SET PROBLEM | Each record must be reproduced exactly as it is shown.

╭─ RECORD SET

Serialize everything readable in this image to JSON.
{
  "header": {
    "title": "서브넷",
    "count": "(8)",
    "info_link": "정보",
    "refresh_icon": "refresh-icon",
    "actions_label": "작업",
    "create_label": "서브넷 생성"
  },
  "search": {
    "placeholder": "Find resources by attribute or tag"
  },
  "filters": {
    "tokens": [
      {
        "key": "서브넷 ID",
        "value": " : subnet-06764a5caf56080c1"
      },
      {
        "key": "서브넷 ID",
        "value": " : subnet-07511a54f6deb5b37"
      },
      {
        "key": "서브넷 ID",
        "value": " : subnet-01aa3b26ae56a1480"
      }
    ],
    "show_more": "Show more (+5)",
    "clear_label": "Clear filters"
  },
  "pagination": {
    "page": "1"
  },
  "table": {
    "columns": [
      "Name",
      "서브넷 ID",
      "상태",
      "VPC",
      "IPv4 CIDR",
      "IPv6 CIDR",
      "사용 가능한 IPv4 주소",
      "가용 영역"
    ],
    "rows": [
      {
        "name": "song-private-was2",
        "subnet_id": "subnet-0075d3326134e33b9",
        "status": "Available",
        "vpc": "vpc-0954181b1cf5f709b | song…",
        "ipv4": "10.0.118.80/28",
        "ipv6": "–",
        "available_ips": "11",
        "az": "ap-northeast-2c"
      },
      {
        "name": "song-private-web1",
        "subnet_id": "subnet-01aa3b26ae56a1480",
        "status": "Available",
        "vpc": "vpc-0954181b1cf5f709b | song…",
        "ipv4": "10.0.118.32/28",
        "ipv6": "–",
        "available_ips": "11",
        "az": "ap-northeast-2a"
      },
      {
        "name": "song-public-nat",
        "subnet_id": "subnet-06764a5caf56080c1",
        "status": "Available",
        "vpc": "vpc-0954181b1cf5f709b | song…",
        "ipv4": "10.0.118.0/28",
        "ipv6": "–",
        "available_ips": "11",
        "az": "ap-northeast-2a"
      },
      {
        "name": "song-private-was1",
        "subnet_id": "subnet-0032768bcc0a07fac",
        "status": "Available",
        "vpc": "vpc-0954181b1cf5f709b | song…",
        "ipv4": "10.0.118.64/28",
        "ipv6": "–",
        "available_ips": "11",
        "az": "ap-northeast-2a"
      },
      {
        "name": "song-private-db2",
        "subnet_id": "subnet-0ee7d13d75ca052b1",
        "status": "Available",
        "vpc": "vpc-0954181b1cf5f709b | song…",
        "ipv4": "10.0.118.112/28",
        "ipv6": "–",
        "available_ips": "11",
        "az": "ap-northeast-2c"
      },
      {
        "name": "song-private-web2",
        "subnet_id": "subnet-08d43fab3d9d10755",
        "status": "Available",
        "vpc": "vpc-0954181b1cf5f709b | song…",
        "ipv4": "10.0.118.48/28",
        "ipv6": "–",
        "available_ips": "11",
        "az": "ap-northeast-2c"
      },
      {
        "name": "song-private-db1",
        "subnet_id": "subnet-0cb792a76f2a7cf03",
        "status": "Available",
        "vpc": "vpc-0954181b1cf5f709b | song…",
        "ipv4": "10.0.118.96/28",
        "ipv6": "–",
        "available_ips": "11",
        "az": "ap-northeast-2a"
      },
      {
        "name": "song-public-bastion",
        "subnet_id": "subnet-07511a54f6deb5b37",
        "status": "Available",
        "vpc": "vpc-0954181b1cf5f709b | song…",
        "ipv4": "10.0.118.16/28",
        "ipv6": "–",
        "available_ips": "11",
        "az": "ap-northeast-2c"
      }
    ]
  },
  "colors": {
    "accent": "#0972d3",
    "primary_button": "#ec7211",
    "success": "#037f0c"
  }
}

╰─

EXPECTED OUTPUT |
Serialize everything readable in this image to JSON.
{
  "header": {
    "title": "서브넷",
    "count": "(8)",
    "info_link": "정보",
    "refresh_icon": "refresh-icon",
    "actions_label": "작업",
    "create_label": "서브넷 생성"
  },
  "search": {
    "placeholder": "Find resources by attribute or tag"
  },
  "filters": {
    "tokens": [
      {
        "key": "서브넷 ID",
        "value": " : subnet-06764a5caf56080c1"
      },
      {
        "key": "서브넷 ID",
        "value": " : subnet-07511a54f6deb5b37"
      },
      {
        "key": "서브넷 ID",
        "value": " : subnet-01aa3b26ae56a1480"
      }
    ],
    "show_more": "Show more (+5)",
    "clear_label": "Clear filters"
  },
  "pagination": {
    "page": "1"
  },
  "table": {
    "columns": [
      "Name",
      "서브넷 ID",
      "상태",
      "VPC",
      "IPv4 CIDR",
      "IPv6 CIDR",
      "사용 가능한 IPv4 주소",
      "가용 영역"
    ],
    "rows": [
      {
        "name": "song-private-was2",
        "subnet_id": "subnet-0075d3326134e33b9",
        "status": "Available",
        "vpc": "vpc-0954181b1cf5f709b | song…",
        "ipv4": "10.0.118.80/28",
        "ipv6": "–",
        "available_ips": "11",
        "az": "ap-northeast-2c"
      },
      {
        "name": "song-private-web1",
        "subnet_id": "subnet-01aa3b26ae56a1480",
        "status": "Available",
        "vpc": "vpc-0954181b1cf5f709b | song…",
        "ipv4": "10.0.118.32/28",
        "ipv6": "–",
        "available_ips": "11",
        "az": "ap-northeast-2a"
      },
      {
        "name": "song-public-nat",
        "subnet_id": "subnet-06764a5caf56080c1",
        "status": "Available",
        "vpc": "vpc-0954181b1cf5f709b | song…",
        "ipv4": "10.0.118.0/28",
        "ipv6": "–",
        "available_ips": "11",
        "az": "ap-northeast-2a"
      },
      {
        "name": "song-private-was1",
        "subnet_id": "subnet-0032768bcc0a07fac",
        "status": "Available",
        "vpc": "vpc-0954181b1cf5f709b | song…",
        "ipv4": "10.0.118.64/28",
        "ipv6": "–",
        "available_ips": "11",
        "az": "ap-northeast-2a"
      },
      {
        "name": "song-private-db2",
        "subnet_id": "subnet-0ee7d13d75ca052b1",
        "status": "Available",
        "vpc": "vpc-0954181b1cf5f709b | song…",
        "ipv4": "10.0.118.112/28",
        "ipv6": "–",
        "available_ips": "11",
        "az": "ap-northeast-2c"
      },
      {
        "name": "song-private-web2",
        "subnet_id": "subnet-08d43fab3d9d10755",
        "status": "Available",
        "vpc": "vpc-0954181b1cf5f709b | song…",
        "ipv4": "10.0.118.48/28",
        "ipv6": "–",
        "available_ips": "11",
        "az": "ap-northeast-2c"
      },
      {
        "name": "song-private-db1",
        "subnet_id": "subnet-0cb792a76f2a7cf03",
        "status": "Available",
        "vpc": "vpc-0954181b1cf5f709b | song…",
        "ipv4": "10.0.118.96/28",
        "ipv6": "–",
        "available_ips": "11",
        "az": "ap-northeast-2a"
      },
      {
        "name": "song-public-bastion",
        "subnet_id": "subnet-07511a54f6deb5b37",
        "status": "Available",
        "vpc": "vpc-0954181b1cf5f709b | song…",
        "ipv4": "10.0.118.16/28",
        "ipv6": "–",
        "available_ips": "11",
        "az": "ap-northeast-2c"
      }
    ]
  },
  "colors": {
    "accent": "#0972d3",
    "primary_button": "#ec7211",
    "success": "#037f0c"
  }
}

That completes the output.